▶ _TASK MATERIAL_:
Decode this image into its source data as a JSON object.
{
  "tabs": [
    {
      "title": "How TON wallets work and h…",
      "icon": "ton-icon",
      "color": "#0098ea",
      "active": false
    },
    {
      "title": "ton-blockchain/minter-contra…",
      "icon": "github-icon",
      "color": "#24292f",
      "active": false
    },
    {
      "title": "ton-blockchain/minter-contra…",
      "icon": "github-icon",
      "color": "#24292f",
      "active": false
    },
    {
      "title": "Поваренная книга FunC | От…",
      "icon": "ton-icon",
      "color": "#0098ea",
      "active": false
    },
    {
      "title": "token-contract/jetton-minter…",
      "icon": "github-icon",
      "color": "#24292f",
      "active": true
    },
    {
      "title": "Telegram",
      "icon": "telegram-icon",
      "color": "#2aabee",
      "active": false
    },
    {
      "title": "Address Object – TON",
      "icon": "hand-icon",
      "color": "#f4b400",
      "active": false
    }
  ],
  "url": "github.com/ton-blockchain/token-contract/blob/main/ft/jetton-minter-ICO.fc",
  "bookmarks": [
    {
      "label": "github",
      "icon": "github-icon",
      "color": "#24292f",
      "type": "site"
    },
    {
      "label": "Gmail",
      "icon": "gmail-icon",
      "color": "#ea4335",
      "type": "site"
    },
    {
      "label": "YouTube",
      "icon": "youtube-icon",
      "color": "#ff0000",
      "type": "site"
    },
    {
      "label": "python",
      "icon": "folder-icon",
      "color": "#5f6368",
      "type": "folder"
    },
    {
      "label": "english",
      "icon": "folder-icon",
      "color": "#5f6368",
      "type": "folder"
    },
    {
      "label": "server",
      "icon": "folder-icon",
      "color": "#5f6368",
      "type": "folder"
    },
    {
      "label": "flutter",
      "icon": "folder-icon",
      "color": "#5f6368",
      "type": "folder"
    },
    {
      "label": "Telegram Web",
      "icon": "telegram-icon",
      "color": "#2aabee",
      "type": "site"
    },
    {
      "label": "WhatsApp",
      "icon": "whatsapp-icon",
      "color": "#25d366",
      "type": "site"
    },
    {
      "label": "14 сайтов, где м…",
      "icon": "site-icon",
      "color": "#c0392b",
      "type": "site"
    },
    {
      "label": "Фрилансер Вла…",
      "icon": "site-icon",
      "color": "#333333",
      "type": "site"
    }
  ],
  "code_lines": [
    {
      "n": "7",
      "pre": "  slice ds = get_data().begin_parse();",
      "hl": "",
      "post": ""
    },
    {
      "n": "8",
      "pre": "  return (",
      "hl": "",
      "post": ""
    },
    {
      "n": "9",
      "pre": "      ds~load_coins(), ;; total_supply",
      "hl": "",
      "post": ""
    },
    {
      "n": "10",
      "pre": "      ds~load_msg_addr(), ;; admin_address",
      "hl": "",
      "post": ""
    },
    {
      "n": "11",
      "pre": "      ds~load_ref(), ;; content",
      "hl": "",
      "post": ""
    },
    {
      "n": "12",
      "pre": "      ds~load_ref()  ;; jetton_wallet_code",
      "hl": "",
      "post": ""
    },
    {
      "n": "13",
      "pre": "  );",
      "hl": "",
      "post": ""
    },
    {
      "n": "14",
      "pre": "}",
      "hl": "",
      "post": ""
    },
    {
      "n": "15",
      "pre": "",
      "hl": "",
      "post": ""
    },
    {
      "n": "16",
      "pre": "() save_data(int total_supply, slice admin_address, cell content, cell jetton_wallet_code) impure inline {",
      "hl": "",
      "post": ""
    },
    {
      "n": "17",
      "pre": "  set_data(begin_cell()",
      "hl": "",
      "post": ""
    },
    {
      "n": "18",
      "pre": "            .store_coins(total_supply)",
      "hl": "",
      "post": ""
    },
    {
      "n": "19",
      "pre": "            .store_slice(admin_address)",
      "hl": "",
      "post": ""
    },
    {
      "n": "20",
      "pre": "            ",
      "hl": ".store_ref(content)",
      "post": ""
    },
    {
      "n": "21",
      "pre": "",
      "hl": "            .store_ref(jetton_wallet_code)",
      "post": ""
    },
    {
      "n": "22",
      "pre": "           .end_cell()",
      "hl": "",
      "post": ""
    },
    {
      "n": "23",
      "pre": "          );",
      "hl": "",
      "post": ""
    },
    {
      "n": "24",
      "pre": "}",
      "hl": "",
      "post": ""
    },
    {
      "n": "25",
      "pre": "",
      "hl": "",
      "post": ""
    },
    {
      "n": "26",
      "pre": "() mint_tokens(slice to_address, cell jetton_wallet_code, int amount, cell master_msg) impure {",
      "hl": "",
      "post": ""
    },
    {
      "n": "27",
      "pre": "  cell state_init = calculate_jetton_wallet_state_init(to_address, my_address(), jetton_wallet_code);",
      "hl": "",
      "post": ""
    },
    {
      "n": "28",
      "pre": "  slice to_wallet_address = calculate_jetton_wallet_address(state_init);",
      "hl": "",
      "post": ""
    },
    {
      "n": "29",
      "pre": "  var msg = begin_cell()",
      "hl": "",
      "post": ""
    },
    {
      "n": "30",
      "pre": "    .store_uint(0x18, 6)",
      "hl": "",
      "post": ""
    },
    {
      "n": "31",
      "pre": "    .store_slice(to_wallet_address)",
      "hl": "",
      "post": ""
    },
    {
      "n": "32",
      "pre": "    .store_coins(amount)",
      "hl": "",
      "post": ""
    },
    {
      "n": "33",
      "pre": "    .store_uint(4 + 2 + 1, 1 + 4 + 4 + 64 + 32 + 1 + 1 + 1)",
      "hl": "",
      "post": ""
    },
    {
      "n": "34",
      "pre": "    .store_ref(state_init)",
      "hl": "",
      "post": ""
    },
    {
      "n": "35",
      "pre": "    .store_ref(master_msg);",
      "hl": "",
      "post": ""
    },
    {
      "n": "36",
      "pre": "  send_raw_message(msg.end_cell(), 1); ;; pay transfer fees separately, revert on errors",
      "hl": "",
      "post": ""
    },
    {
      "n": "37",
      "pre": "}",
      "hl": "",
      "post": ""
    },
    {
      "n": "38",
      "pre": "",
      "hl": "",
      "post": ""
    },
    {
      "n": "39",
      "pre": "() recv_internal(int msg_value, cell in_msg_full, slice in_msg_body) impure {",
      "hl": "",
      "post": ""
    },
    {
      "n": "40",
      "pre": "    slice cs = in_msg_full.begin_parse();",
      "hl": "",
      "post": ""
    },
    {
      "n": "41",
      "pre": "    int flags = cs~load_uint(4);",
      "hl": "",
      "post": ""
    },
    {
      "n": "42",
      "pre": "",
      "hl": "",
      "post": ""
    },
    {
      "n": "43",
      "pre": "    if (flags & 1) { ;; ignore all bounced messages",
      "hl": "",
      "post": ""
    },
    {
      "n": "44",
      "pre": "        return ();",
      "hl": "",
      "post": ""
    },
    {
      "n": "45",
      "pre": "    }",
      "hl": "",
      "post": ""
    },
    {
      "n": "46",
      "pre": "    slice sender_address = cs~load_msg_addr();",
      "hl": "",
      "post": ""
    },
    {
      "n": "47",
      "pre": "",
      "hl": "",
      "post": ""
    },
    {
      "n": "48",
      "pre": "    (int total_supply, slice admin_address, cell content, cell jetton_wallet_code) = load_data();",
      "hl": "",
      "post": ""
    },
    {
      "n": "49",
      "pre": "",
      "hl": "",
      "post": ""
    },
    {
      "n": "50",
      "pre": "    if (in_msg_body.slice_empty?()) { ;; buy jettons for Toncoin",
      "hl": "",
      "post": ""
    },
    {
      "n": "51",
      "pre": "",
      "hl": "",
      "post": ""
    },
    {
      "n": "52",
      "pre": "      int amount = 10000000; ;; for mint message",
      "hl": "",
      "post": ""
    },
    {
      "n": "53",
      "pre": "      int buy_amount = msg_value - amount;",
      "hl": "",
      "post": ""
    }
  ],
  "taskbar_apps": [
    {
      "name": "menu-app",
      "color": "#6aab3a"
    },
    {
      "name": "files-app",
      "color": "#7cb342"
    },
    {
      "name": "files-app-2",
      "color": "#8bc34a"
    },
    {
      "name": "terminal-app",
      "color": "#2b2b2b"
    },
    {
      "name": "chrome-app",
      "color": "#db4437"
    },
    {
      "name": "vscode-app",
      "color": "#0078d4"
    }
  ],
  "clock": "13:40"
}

▶ _WHAT IS EXPECTED_: Which lines of the material contain the string "contract"? List each of them.

▶ _FINISHED EXERCISE_:
      "title": "token-contract/jetton-minter…",
  "url": "github.com/ton-blockchain/token-contract/blob/main/ft/jetton-minter-ICO.fc",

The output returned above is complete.